◆ **EXERCISE INSTRUCTIONS**
Set each entry down verbatim, omitting images.

◆ **ITEMS**
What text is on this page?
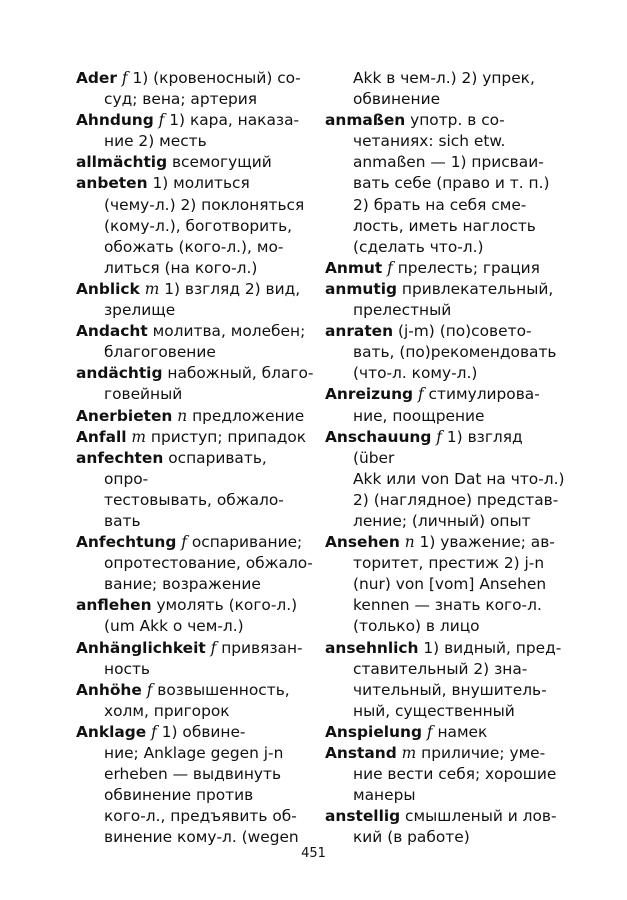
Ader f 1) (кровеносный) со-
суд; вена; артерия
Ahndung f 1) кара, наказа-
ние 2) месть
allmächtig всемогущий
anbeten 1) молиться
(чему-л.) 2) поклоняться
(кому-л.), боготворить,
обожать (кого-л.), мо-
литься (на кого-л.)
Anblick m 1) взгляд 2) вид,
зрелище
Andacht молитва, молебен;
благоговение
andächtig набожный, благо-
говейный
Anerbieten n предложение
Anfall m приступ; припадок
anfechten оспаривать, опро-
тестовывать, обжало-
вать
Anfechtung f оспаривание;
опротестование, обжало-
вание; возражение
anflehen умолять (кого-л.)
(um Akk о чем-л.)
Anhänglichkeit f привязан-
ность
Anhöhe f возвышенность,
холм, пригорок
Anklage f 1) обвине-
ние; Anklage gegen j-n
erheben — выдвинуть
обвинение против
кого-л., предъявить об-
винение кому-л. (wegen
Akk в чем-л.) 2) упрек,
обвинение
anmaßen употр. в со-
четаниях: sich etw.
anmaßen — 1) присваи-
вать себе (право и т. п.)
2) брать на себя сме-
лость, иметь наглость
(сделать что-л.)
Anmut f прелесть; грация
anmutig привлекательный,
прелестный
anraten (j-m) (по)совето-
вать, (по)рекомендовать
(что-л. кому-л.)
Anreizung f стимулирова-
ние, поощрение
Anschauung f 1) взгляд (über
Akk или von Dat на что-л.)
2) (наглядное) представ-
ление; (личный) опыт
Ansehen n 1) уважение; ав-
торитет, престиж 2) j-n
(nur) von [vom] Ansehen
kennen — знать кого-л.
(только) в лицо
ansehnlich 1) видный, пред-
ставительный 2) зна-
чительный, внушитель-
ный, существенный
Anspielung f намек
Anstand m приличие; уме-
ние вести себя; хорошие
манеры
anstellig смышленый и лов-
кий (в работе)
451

◆ **FULL OUTPUT**
What text is on this page?
Ader f 1) (кровеносный) со-
суд; вена; артерия
Ahndung f 1) кара, наказа-
ние 2) месть
allmächtig всемогущий
anbeten 1) молиться
(чему-л.) 2) поклоняться
(кому-л.), боготворить,
обожать (кого-л.), мо-
литься (на кого-л.)
Anblick m 1) взгляд 2) вид,
зрелище
Andacht молитва, молебен;
благоговение
andächtig набожный, благо-
говейный
Anerbieten n предложение
Anfall m приступ; припадок
anfechten оспаривать, опро-
тестовывать, обжало-
вать
Anfechtung f оспаривание;
опротестование, обжало-
вание; возражение
anflehen умолять (кого-л.)
(um Akk о чем-л.)
Anhänglichkeit f привязан-
ность
Anhöhe f возвышенность,
холм, пригорок
Anklage f 1) обвине-
ние; Anklage gegen j-n
erheben — выдвинуть
обвинение против
кого-л., предъявить об-
винение кому-л. (wegen
Akk в чем-л.) 2) упрек,
обвинение
anmaßen употр. в со-
четаниях: sich etw.
anmaßen — 1) присваи-
вать себе (право и т. п.)
2) брать на себя сме-
лость, иметь наглость
(сделать что-л.)
Anmut f прелесть; грация
anmutig привлекательный,
прелестный
anraten (j-m) (по)совето-
вать, (по)рекомендовать
(что-л. кому-л.)
Anreizung f стимулирова-
ние, поощрение
Anschauung f 1) взгляд (über
Akk или von Dat на что-л.)
2) (наглядное) представ-
ление; (личный) опыт
Ansehen n 1) уважение; ав-
торитет, престиж 2) j-n
(nur) von [vom] Ansehen
kennen — знать кого-л.
(только) в лицо
ansehnlich 1) видный, пред-
ставительный 2) зна-
чительный, внушитель-
ный, существенный
Anspielung f намек
Anstand m приличие; уме-
ние вести себя; хорошие
манеры
anstellig смышленый и лов-
кий (в работе)
451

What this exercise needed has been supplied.